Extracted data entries
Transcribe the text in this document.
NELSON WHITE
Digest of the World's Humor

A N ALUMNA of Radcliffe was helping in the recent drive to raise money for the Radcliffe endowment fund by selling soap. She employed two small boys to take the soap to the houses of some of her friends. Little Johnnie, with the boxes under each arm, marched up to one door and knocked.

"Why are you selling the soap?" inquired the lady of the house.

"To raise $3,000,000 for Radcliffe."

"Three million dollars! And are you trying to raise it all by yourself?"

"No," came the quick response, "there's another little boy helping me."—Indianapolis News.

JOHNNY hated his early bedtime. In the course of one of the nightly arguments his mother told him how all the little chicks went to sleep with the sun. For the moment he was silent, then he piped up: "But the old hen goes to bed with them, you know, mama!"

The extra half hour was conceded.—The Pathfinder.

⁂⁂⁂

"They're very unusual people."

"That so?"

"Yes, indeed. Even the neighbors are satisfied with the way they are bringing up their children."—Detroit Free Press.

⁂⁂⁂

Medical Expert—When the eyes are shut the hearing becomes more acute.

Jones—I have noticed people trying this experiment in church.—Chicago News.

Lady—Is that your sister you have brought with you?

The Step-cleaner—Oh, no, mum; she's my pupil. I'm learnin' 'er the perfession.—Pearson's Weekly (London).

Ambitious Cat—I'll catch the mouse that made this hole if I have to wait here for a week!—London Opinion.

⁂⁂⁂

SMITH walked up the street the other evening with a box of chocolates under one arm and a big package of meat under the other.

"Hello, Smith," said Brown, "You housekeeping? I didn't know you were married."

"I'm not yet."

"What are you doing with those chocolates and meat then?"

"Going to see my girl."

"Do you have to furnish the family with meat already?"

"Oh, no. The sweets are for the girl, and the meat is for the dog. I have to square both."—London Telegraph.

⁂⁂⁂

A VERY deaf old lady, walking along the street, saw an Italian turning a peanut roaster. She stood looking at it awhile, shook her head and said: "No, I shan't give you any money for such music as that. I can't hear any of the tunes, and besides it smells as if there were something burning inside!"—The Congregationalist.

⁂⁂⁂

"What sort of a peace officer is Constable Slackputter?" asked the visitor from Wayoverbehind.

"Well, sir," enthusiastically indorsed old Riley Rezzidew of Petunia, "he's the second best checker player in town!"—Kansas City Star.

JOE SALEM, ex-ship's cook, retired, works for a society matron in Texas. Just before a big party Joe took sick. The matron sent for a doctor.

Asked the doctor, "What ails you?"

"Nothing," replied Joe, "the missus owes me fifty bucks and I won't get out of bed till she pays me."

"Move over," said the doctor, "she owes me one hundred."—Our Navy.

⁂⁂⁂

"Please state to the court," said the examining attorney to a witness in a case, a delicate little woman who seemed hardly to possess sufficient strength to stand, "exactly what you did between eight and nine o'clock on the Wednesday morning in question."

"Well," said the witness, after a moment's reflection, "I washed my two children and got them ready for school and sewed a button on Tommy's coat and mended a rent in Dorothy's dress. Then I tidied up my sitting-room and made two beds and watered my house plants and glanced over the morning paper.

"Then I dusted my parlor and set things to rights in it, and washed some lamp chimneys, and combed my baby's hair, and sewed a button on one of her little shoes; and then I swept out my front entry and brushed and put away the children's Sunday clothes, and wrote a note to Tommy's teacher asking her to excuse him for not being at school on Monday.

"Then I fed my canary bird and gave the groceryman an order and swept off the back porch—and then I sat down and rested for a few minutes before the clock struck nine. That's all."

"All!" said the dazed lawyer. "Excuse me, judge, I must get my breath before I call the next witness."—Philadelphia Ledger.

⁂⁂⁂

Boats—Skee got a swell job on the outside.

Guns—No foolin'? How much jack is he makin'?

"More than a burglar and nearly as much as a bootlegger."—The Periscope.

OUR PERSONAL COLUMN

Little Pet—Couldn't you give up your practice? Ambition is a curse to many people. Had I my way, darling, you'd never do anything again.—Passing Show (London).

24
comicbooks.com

§ **The request**: Print the listing above in full, exactly as it is.

§ **Full output**:
Transcribe the text in this document.
NELSON WHITE
Digest of the World's Humor

A N ALUMNA of Radcliffe was helping in the recent drive to raise money for the Radcliffe endowment fund by selling soap. She employed two small boys to take the soap to the houses of some of her friends. Little Johnnie, with the boxes under each arm, marched up to one door and knocked.

"Why are you selling the soap?" inquired the lady of the house.

"To raise $3,000,000 for Radcliffe."

"Three million dollars! And are you trying to raise it all by yourself?"

"No," came the quick response, "there's another little boy helping me."—Indianapolis News.

JOHNNY hated his early bedtime. In the course of one of the nightly arguments his mother told him how all the little chicks went to sleep with the sun. For the moment he was silent, then he piped up: "But the old hen goes to bed with them, you know, mama!"

The extra half hour was conceded.—The Pathfinder.

⁂⁂⁂

"They're very unusual people."

"That so?"

"Yes, indeed. Even the neighbors are satisfied with the way they are bringing up their children."—Detroit Free Press.

⁂⁂⁂

Medical Expert—When the eyes are shut the hearing becomes more acute.

Jones—I have noticed people trying this experiment in church.—Chicago News.

Lady—Is that your sister you have brought with you?

The Step-cleaner—Oh, no, mum; she's my pupil. I'm learnin' 'er the perfession.—Pearson's Weekly (London).

Ambitious Cat—I'll catch the mouse that made this hole if I have to wait here for a week!—London Opinion.

⁂⁂⁂

SMITH walked up the street the other evening with a box of chocolates under one arm and a big package of meat under the other.

"Hello, Smith," said Brown, "You housekeeping? I didn't know you were married."

"I'm not yet."

"What are you doing with those chocolates and meat then?"

"Going to see my girl."

"Do you have to furnish the family with meat already?"

"Oh, no. The sweets are for the girl, and the meat is for the dog. I have to square both."—London Telegraph.

⁂⁂⁂

A VERY deaf old lady, walking along the street, saw an Italian turning a peanut roaster. She stood looking at it awhile, shook her head and said: "No, I shan't give you any money for such music as that. I can't hear any of the tunes, and besides it smells as if there were something burning inside!"—The Congregationalist.

⁂⁂⁂

"What sort of a peace officer is Constable Slackputter?" asked the visitor from Wayoverbehind.

"Well, sir," enthusiastically indorsed old Riley Rezzidew of Petunia, "he's the second best checker player in town!"—Kansas City Star.

JOE SALEM, ex-ship's cook, retired, works for a society matron in Texas. Just before a big party Joe took sick. The matron sent for a doctor.

Asked the doctor, "What ails you?"

"Nothing," replied Joe, "the missus owes me fifty bucks and I won't get out of bed till she pays me."

"Move over," said the doctor, "she owes me one hundred."—Our Navy.

⁂⁂⁂

"Please state to the court," said the examining attorney to a witness in a case, a delicate little woman who seemed hardly to possess sufficient strength to stand, "exactly what you did between eight and nine o'clock on the Wednesday morning in question."

"Well," said the witness, after a moment's reflection, "I washed my two children and got them ready for school and sewed a button on Tommy's coat and mended a rent in Dorothy's dress. Then I tidied up my sitting-room and made two beds and watered my house plants and glanced over the morning paper.

"Then I dusted my parlor and set things to rights in it, and washed some lamp chimneys, and combed my baby's hair, and sewed a button on one of her little shoes; and then I swept out my front entry and brushed and put away the children's Sunday clothes, and wrote a note to Tommy's teacher asking her to excuse him for not being at school on Monday.

"Then I fed my canary bird and gave the groceryman an order and swept off the back porch—and then I sat down and rested for a few minutes before the clock struck nine. That's all."

"All!" said the dazed lawyer. "Excuse me, judge, I must get my breath before I call the next witness."—Philadelphia Ledger.

⁂⁂⁂

Boats—Skee got a swell job on the outside.

Guns—No foolin'? How much jack is he makin'?

"More than a burglar and nearly as much as a bootlegger."—The Periscope.

OUR PERSONAL COLUMN

Little Pet—Couldn't you give up your practice? Ambition is a curse to many people. Had I my way, darling, you'd never do anything again.—Passing Show (London).

24
comicbooks.com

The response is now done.